Under this task are some entries; return every one of them exactly.

## [Extracted data entries]
######

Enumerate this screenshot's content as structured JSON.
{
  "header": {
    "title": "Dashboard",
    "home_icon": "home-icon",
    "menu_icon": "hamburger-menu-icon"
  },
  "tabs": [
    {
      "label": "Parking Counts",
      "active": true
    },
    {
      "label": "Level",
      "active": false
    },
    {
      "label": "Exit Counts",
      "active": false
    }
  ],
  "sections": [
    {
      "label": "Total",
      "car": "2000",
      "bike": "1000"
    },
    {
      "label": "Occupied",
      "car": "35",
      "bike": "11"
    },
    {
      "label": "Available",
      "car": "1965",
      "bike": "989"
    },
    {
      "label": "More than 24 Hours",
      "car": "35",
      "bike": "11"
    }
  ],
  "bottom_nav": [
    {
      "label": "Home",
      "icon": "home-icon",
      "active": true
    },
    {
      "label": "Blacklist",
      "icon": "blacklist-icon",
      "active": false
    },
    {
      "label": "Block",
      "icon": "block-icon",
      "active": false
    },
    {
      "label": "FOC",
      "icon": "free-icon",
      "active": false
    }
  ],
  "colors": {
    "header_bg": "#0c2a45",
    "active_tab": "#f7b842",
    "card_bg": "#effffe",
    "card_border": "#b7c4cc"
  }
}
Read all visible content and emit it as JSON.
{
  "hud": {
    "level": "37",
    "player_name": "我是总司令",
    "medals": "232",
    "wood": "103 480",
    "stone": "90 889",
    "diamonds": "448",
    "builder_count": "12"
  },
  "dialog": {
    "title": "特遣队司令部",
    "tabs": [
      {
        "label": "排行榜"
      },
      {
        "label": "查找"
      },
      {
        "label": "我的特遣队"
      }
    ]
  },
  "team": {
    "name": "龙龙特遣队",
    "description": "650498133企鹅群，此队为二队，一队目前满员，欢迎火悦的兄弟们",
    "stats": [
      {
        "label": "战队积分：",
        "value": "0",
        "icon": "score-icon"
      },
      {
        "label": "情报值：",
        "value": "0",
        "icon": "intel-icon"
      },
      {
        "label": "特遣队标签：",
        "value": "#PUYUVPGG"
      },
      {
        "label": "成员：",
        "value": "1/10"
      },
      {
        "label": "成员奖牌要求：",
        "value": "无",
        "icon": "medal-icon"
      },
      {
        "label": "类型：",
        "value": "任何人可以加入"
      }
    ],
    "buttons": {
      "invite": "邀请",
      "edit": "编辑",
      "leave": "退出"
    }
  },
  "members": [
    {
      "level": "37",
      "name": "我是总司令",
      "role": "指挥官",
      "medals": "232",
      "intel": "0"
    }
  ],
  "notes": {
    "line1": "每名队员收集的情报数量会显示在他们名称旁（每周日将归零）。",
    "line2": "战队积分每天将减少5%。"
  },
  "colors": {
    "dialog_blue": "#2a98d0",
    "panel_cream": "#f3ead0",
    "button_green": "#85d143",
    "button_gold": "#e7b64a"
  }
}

######

## [Output below]
Enumerate this screenshot's content as structured JSON.
{
  "header": {
    "title": "Dashboard",
    "home_icon": "home-icon",
    "menu_icon": "hamburger-menu-icon"
  },
  "tabs": [
    {
      "label": "Parking Counts",
      "active": true
    },
    {
      "label": "Level",
      "active": false
    },
    {
      "label": "Exit Counts",
      "active": false
    }
  ],
  "sections": [
    {
      "label": "Total",
      "car": "2000",
      "bike": "1000"
    },
    {
      "label": "Occupied",
      "car": "35",
      "bike": "11"
    },
    {
      "label": "Available",
      "car": "1965",
      "bike": "989"
    },
    {
      "label": "More than 24 Hours",
      "car": "35",
      "bike": "11"
    }
  ],
  "bottom_nav": [
    {
      "label": "Home",
      "icon": "home-icon",
      "active": true
    },
    {
      "label": "Blacklist",
      "icon": "blacklist-icon",
      "active": false
    },
    {
      "label": "Block",
      "icon": "block-icon",
      "active": false
    },
    {
      "label": "FOC",
      "icon": "free-icon",
      "active": false
    }
  ],
  "colors": {
    "header_bg": "#0c2a45",
    "active_tab": "#f7b842",
    "card_bg": "#effffe",
    "card_border": "#b7c4cc"
  }
}
Read all visible content and emit it as JSON.
{
  "hud": {
    "level": "37",
    "player_name": "我是总司令",
    "medals": "232",
    "wood": "103 480",
    "stone": "90 889",
    "diamonds": "448",
    "builder_count": "12"
  },
  "dialog": {
    "title": "特遣队司令部",
    "tabs": [
      {
        "label": "排行榜"
      },
      {
        "label": "查找"
      },
      {
        "label": "我的特遣队"
      }
    ]
  },
  "team": {
    "name": "龙龙特遣队",
    "description": "650498133企鹅群，此队为二队，一队目前满员，欢迎火悦的兄弟们",
    "stats": [
      {
        "label": "战队积分：",
        "value": "0",
        "icon": "score-icon"
      },
      {
        "label": "情报值：",
        "value": "0",
        "icon": "intel-icon"
      },
      {
        "label": "特遣队标签：",
        "value": "#PUYUVPGG"
      },
      {
        "label": "成员：",
        "value": "1/10"
      },
      {
        "label": "成员奖牌要求：",
        "value": "无",
        "icon": "medal-icon"
      },
      {
        "label": "类型：",
        "value": "任何人可以加入"
      }
    ],
    "buttons": {
      "invite": "邀请",
      "edit": "编辑",
      "leave": "退出"
    }
  },
  "members": [
    {
      "level": "37",
      "name": "我是总司令",
      "role": "指挥官",
      "medals": "232",
      "intel": "0"
    }
  ],
  "notes": {
    "line1": "每名队员收集的情报数量会显示在他们名称旁（每周日将归零）。",
    "line2": "战队积分每天将减少5%。"
  },
  "colors": {
    "dialog_blue": "#2a98d0",
    "panel_cream": "#f3ead0",
    "button_green": "#85d143",
    "button_gold": "#e7b64a"
  }
}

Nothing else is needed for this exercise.